**WHAT THE EXERCISE ASKS**
Bring together all lines of the material below that contain the string "kleine".

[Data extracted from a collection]

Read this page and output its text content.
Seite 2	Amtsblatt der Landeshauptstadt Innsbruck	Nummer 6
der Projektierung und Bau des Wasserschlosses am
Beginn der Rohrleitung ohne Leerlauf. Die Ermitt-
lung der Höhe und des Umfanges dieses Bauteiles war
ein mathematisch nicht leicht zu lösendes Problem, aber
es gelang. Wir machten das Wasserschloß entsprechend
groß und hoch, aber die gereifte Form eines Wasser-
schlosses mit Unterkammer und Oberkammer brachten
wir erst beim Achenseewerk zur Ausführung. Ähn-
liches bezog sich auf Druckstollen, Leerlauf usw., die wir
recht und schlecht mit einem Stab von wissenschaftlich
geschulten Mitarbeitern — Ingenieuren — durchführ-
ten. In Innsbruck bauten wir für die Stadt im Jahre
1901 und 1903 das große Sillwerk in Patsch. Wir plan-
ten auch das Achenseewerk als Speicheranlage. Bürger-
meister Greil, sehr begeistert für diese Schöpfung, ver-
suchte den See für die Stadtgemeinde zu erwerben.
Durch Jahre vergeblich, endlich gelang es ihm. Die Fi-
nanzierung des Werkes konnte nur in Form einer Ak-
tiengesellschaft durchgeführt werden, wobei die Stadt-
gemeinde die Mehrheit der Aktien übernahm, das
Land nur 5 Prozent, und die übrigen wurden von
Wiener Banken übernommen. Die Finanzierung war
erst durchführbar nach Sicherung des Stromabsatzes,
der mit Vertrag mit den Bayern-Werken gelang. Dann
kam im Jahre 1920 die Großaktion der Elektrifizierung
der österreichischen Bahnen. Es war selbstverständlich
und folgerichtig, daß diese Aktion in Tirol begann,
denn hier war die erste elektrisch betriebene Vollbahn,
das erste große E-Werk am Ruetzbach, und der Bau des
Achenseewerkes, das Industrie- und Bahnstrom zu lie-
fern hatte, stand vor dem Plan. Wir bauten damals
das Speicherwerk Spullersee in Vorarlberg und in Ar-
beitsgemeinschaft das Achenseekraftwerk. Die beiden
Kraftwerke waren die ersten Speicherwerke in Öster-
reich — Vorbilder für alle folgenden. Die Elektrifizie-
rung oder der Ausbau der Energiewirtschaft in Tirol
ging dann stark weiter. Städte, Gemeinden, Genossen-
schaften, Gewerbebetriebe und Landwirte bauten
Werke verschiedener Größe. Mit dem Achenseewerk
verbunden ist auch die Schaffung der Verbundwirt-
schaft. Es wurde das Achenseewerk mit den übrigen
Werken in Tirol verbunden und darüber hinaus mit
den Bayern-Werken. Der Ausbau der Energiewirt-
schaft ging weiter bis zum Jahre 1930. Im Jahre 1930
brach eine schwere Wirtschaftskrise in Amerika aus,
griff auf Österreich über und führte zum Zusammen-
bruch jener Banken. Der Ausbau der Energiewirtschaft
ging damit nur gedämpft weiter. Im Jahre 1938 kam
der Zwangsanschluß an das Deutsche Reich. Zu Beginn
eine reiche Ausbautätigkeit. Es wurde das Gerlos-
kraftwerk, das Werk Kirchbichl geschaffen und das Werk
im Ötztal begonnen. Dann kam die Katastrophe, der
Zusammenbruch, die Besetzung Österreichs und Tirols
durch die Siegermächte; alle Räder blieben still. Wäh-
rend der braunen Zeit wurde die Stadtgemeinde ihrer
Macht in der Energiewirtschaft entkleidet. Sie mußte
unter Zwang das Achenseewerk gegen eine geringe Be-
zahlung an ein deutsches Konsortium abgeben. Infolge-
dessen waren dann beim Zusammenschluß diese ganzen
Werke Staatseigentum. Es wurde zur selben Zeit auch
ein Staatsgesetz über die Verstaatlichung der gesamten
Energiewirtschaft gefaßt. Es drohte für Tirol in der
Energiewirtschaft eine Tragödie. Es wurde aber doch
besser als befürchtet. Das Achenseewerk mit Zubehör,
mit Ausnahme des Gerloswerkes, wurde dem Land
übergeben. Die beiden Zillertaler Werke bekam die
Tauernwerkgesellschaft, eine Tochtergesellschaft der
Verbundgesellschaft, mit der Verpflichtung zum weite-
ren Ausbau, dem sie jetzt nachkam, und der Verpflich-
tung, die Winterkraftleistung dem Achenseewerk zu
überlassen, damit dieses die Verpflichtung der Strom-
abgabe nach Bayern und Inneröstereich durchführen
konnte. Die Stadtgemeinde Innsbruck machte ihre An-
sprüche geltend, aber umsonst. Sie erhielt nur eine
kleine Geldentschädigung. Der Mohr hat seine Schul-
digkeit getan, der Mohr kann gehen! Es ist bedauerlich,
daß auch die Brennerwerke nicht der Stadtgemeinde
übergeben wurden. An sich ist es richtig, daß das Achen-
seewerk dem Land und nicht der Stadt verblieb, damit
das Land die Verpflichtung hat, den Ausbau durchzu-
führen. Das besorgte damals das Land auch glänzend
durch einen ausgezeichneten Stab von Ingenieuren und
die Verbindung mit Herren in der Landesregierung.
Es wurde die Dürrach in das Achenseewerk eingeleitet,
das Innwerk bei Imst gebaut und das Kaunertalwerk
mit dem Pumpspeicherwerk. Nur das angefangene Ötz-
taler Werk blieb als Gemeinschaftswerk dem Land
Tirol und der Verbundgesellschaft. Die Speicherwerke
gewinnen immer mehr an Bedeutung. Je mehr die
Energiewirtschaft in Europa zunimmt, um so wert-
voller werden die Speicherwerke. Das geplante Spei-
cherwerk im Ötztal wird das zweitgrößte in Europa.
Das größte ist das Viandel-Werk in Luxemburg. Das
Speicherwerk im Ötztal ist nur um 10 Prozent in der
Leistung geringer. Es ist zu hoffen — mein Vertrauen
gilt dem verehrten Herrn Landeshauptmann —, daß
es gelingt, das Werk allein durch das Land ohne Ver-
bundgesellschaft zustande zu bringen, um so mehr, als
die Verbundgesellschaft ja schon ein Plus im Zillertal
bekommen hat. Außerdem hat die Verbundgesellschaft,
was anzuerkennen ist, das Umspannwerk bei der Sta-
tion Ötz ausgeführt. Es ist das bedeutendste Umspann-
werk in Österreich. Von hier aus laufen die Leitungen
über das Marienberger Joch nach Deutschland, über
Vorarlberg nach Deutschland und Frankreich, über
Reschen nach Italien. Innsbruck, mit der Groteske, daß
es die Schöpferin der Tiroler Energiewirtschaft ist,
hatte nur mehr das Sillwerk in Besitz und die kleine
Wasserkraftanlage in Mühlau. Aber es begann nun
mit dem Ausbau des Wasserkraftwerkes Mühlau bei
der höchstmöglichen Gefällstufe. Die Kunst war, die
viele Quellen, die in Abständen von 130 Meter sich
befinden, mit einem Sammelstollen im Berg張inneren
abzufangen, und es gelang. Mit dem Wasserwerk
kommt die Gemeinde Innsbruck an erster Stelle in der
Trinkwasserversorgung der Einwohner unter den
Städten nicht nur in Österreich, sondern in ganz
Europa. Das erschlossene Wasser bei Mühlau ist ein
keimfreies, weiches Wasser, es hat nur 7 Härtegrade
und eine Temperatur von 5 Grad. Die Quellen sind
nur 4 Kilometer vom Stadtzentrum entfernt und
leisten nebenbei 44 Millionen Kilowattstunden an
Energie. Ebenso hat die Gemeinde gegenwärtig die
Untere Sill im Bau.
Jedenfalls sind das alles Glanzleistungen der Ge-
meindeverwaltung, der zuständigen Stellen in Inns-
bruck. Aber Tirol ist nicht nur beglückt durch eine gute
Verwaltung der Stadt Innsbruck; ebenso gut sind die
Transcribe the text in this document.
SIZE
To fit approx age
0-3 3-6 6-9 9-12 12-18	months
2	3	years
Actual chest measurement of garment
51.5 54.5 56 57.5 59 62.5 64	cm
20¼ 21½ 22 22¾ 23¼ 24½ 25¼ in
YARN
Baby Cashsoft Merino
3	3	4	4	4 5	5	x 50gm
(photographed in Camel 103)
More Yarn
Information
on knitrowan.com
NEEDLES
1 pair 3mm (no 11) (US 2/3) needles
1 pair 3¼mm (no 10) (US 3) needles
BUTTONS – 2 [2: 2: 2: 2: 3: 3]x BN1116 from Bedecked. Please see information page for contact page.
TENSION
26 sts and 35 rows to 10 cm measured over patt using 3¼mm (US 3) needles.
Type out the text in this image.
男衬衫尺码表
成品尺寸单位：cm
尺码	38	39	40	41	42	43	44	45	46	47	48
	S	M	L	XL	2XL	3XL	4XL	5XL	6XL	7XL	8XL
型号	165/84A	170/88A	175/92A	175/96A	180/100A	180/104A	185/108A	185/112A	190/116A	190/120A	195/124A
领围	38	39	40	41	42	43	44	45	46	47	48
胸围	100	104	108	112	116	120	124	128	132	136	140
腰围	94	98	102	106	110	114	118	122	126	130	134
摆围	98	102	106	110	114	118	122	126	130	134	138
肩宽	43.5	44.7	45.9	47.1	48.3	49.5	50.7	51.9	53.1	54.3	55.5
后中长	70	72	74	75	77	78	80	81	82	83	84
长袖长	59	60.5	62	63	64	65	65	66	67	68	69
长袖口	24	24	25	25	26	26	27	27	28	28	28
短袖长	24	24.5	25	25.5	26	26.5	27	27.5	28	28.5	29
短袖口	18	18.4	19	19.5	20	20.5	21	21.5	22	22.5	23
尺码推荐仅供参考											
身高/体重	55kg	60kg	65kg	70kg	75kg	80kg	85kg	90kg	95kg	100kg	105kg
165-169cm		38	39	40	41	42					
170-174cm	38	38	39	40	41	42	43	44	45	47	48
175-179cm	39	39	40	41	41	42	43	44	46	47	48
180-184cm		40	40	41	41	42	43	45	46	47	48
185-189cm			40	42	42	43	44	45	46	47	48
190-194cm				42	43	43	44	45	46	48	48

**RESULT BELOW**
kleine Geldentschädigung. Der Mohr hat seine Schul-
hatte nur mehr das Sillwerk in Besitz und die kleine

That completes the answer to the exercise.